== EXTRACTED ENTRIES
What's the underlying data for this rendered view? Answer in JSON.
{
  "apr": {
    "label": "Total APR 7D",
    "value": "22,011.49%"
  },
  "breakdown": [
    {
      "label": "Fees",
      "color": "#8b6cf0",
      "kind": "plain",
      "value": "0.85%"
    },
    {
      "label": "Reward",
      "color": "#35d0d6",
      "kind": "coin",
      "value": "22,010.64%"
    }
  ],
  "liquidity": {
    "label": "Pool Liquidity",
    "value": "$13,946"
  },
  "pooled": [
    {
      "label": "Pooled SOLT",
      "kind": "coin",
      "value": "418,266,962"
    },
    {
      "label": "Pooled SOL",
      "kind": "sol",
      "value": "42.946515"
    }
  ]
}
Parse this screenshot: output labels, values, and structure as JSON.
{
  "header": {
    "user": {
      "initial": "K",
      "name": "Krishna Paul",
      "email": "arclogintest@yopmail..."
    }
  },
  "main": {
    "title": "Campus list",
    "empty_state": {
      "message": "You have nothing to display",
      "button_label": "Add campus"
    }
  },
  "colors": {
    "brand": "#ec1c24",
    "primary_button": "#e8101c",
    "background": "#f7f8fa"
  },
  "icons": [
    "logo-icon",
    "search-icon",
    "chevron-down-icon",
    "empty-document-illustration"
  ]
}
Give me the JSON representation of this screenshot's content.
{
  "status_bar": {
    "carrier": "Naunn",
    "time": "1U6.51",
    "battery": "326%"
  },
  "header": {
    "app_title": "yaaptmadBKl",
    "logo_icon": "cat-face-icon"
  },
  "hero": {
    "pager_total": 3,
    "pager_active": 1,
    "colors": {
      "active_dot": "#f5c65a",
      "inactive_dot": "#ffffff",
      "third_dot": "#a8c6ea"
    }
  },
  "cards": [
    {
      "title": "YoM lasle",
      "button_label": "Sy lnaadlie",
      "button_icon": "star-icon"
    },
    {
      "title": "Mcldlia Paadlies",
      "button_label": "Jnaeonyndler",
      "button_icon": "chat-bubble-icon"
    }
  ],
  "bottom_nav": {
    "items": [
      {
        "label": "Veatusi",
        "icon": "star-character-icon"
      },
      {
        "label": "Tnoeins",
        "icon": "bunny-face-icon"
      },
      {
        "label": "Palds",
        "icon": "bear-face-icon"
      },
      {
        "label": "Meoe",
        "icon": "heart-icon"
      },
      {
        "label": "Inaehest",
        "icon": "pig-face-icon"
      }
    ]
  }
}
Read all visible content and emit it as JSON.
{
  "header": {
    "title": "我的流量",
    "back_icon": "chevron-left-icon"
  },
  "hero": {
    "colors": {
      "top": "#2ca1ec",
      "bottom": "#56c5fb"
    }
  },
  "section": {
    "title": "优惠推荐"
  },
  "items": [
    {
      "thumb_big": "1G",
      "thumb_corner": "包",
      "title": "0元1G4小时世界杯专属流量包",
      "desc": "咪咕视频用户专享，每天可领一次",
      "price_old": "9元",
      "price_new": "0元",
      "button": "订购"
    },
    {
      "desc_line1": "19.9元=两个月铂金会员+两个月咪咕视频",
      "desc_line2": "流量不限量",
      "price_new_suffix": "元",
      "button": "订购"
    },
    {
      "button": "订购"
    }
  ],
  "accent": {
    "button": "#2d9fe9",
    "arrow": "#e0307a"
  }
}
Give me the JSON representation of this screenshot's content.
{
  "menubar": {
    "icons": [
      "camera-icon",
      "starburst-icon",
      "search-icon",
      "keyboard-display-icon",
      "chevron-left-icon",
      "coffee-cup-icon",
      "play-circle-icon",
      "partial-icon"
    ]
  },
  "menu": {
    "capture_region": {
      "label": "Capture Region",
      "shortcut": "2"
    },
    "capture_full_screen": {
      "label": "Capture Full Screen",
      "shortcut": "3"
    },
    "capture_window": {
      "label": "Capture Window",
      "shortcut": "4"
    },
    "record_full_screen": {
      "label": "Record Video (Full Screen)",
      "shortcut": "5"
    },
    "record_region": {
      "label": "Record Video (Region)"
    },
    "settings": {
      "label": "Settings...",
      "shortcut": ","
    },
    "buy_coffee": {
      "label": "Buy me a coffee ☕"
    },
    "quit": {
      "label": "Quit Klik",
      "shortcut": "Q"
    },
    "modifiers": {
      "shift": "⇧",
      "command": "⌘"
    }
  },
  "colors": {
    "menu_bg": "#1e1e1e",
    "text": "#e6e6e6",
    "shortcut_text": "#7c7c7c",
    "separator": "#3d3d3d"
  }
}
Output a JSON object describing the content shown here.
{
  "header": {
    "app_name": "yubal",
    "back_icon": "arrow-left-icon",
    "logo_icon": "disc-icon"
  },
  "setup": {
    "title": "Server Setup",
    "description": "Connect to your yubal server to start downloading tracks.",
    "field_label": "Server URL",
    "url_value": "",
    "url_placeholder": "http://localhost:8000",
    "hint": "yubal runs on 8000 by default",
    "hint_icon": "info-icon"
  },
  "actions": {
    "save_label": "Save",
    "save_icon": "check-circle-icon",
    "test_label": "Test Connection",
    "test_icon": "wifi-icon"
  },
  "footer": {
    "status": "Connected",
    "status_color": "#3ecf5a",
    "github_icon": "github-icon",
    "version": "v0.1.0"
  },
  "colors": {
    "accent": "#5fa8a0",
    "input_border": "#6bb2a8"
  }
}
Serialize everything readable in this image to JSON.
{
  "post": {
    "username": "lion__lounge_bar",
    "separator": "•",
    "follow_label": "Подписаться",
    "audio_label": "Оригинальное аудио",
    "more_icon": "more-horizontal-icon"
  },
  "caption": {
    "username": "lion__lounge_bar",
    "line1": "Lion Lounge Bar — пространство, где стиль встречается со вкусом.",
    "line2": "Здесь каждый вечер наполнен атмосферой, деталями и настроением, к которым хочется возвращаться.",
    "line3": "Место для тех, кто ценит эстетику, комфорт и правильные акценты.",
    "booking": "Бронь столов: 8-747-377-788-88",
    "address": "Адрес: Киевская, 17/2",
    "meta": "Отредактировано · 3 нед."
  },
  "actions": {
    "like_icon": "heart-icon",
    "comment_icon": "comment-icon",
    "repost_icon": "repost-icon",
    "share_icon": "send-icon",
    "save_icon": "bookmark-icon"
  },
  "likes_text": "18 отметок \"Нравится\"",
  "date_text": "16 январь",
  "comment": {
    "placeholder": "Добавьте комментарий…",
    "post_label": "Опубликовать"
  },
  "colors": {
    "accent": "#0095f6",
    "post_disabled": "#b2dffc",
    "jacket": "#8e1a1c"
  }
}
====
**WHAT NEEDS TO BE DONE**
Your answer should be a single number: how many lines of the material contain the word "heart".

**EXERCISE RESULT**
2